### What to work on:
Output every line below without omitting or altering anything.

—————

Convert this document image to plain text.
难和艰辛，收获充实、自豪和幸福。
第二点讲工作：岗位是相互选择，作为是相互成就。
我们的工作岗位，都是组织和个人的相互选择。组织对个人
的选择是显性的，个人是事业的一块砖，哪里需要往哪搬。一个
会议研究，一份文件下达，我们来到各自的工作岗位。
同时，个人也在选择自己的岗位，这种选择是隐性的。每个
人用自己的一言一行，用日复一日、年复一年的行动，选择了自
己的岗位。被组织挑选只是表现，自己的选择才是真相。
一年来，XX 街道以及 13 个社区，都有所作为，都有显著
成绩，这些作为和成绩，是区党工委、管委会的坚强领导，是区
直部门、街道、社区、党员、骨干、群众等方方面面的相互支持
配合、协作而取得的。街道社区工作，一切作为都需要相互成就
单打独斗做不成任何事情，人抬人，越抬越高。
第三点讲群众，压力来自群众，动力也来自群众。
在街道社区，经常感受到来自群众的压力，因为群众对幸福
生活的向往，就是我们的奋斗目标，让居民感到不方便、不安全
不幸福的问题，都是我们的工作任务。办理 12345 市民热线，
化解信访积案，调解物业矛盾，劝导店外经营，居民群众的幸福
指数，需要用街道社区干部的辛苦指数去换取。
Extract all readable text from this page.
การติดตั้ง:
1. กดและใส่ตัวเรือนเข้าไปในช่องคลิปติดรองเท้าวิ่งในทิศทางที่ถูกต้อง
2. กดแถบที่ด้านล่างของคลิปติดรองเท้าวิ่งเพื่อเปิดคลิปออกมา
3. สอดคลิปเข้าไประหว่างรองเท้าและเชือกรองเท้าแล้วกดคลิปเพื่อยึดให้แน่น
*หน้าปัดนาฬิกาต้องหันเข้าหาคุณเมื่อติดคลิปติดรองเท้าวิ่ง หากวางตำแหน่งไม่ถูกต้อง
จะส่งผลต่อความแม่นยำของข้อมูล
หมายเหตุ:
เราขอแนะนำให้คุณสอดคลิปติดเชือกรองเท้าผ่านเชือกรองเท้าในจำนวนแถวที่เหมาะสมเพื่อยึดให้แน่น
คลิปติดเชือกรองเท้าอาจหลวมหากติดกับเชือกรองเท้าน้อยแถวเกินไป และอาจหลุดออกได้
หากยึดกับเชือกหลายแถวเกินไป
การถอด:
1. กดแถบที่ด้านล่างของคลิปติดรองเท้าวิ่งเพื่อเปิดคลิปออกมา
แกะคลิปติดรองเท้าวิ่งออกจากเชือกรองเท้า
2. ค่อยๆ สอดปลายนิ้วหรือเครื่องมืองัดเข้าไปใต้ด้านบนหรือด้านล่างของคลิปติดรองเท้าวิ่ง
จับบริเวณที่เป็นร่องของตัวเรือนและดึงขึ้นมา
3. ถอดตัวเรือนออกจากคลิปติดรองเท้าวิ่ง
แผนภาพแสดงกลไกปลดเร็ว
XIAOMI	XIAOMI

—————

### Response to the exercise:
Convert this document image to plain text.
难和艰辛，收获充实、自豪和幸福。
第二点讲工作：岗位是相互选择，作为是相互成就。
我们的工作岗位，都是组织和个人的相互选择。组织对个人
的选择是显性的，个人是事业的一块砖，哪里需要往哪搬。一个
会议研究，一份文件下达，我们来到各自的工作岗位。
同时，个人也在选择自己的岗位，这种选择是隐性的。每个
人用自己的一言一行，用日复一日、年复一年的行动，选择了自
己的岗位。被组织挑选只是表现，自己的选择才是真相。
一年来，XX 街道以及 13 个社区，都有所作为，都有显著
成绩，这些作为和成绩，是区党工委、管委会的坚强领导，是区
直部门、街道、社区、党员、骨干、群众等方方面面的相互支持
配合、协作而取得的。街道社区工作，一切作为都需要相互成就
单打独斗做不成任何事情，人抬人，越抬越高。
第三点讲群众，压力来自群众，动力也来自群众。
在街道社区，经常感受到来自群众的压力，因为群众对幸福
生活的向往，就是我们的奋斗目标，让居民感到不方便、不安全
不幸福的问题，都是我们的工作任务。办理 12345 市民热线，
化解信访积案，调解物业矛盾，劝导店外经营，居民群众的幸福
指数，需要用街道社区干部的辛苦指数去换取。
Extract all readable text from this page.
การติดตั้ง:
1. กดและใส่ตัวเรือนเข้าไปในช่องคลิปติดรองเท้าวิ่งในทิศทางที่ถูกต้อง
2. กดแถบที่ด้านล่างของคลิปติดรองเท้าวิ่งเพื่อเปิดคลิปออกมา
3. สอดคลิปเข้าไประหว่างรองเท้าและเชือกรองเท้าแล้วกดคลิปเพื่อยึดให้แน่น
*หน้าปัดนาฬิกาต้องหันเข้าหาคุณเมื่อติดคลิปติดรองเท้าวิ่ง หากวางตำแหน่งไม่ถูกต้อง
จะส่งผลต่อความแม่นยำของข้อมูล
หมายเหตุ:
เราขอแนะนำให้คุณสอดคลิปติดเชือกรองเท้าผ่านเชือกรองเท้าในจำนวนแถวที่เหมาะสมเพื่อยึดให้แน่น
คลิปติดเชือกรองเท้าอาจหลวมหากติดกับเชือกรองเท้าน้อยแถวเกินไป และอาจหลุดออกได้
หากยึดกับเชือกหลายแถวเกินไป
การถอด:
1. กดแถบที่ด้านล่างของคลิปติดรองเท้าวิ่งเพื่อเปิดคลิปออกมา
แกะคลิปติดรองเท้าวิ่งออกจากเชือกรองเท้า
2. ค่อยๆ สอดปลายนิ้วหรือเครื่องมืองัดเข้าไปใต้ด้านบนหรือด้านล่างของคลิปติดรองเท้าวิ่ง
จับบริเวณที่เป็นร่องของตัวเรือนและดึงขึ้นมา
3. ถอดตัวเรือนออกจากคลิปติดรองเท้าวิ่ง
แผนภาพแสดงกลไกปลดเร็ว
XIAOMI	XIAOMI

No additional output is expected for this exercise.